Transcribe all of the material exactly. Any picture in it should be left out.
** BEGIN Supplied data **
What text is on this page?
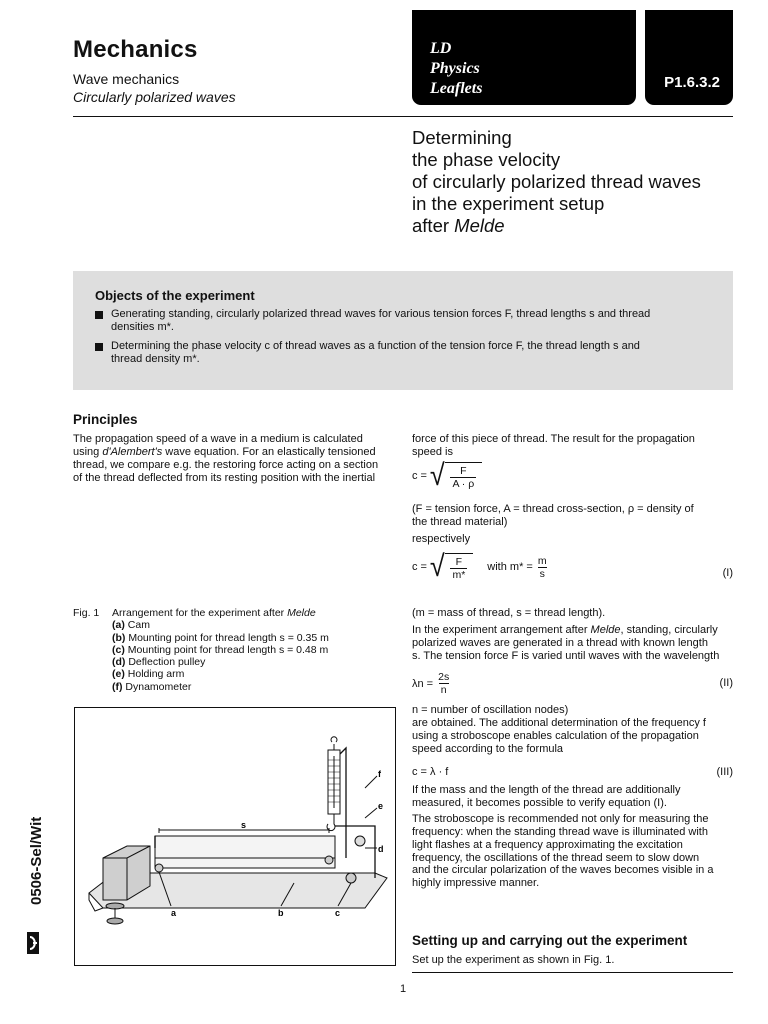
Mechanics
Wave mechanics
Circularly polarized waves
LD
Physics
Leaflets	P1.6.3.2
Determining
the phase velocity
of circularly polarized thread waves
in the experiment setup
after Melde
Objects of the experiment
Generating standing, circularly polarized thread waves for various tension forces F, thread lengths s and thread
densities m*.
Determining the phase velocity c of thread waves as a function of the tension force F, the thread length s and
thread density m*.
Principles
The propagation speed of a wave in a medium is calculated
using d'Alembert's wave equation. For an elastically tensioned
thread, we compare e.g. the restoring force acting on a section
of the thread deflected from its resting position with the inertial
Fig. 1 Arrangement for the experiment after Melde
(a) Cam
(b) Mounting point for thread length s = 0.35 m
(c) Mounting point for thread length s = 0.48 m
(d) Deflection pulley
(e) Holding arm
(f) Dynamometer
a	b	c
d
e
f
s
force of this piece of thread. The result for the propagation
speed is
c = √ $\frac{F}{A \cdot \rho}$
(F = tension force, A = thread cross-section, ρ = density of
the thread material)
respectively
c = √ $\frac{F}{m*}$ with $m* = \frac{m}{s}$	(I)
(m = mass of thread, s = thread length).
In the experiment arrangement after Melde, standing, circularly
polarized waves are generated in a thread with known length
s. The tension force F is varied until waves with the wavelength
$\lambda n = \frac{2s}{n}$	(II)
n = number of oscillation nodes)
are obtained. The additional determination of the frequency f
using a stroboscope enables calculation of the propagation
speed according to the formula
c = λ · f	(III)
If the mass and the length of the thread are additionally
measured, it becomes possible to verify equation (I).
The stroboscope is recommended not only for measuring the
frequency: when the standing thread wave is illuminated with
light flashes at a frequency approximating the excitation
frequency, the oscillations of the thread seem to slow down
and the circular polarization of the waves becomes visible in a
highly impressive manner.
Setting up and carrying out the experiment
Set up the experiment as shown in Fig. 1.
0506-Sel/Wit
1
** END Supplied data **
■ **Solved problem**:
What text is on this page?
Mechanics
Wave mechanics
Circularly polarized waves
LD
Physics
Leaflets	P1.6.3.2
Determining
the phase velocity
of circularly polarized thread waves
in the experiment setup
after Melde
Objects of the experiment
Generating standing, circularly polarized thread waves for various tension forces F, thread lengths s and thread
densities m*.
Determining the phase velocity c of thread waves as a function of the tension force F, the thread length s and
thread density m*.
Principles
The propagation speed of a wave in a medium is calculated
using d'Alembert's wave equation. For an elastically tensioned
thread, we compare e.g. the restoring force acting on a section
of the thread deflected from its resting position with the inertial
Fig. 1 Arrangement for the experiment after Melde
(a) Cam
(b) Mounting point for thread length s = 0.35 m
(c) Mounting point for thread length s = 0.48 m
(d) Deflection pulley
(e) Holding arm
(f) Dynamometer
a	b	c
d
e
f
s
force of this piece of thread. The result for the propagation
speed is
c = √ $\frac{F}{A \cdot \rho}$
(F = tension force, A = thread cross-section, ρ = density of
the thread material)
respectively
c = √ $\frac{F}{m*}$ with $m* = \frac{m}{s}$	(I)
(m = mass of thread, s = thread length).
In the experiment arrangement after Melde, standing, circularly
polarized waves are generated in a thread with known length
s. The tension force F is varied until waves with the wavelength
$\lambda n = \frac{2s}{n}$	(II)
n = number of oscillation nodes)
are obtained. The additional determination of the frequency f
using a stroboscope enables calculation of the propagation
speed according to the formula
c = λ · f	(III)
If the mass and the length of the thread are additionally
measured, it becomes possible to verify equation (I).
The stroboscope is recommended not only for measuring the
frequency: when the standing thread wave is illuminated with
light flashes at a frequency approximating the excitation
frequency, the oscillations of the thread seem to slow down
and the circular polarization of the waves becomes visible in a
highly impressive manner.
Setting up and carrying out the experiment
Set up the experiment as shown in Fig. 1.
0506-Sel/Wit
1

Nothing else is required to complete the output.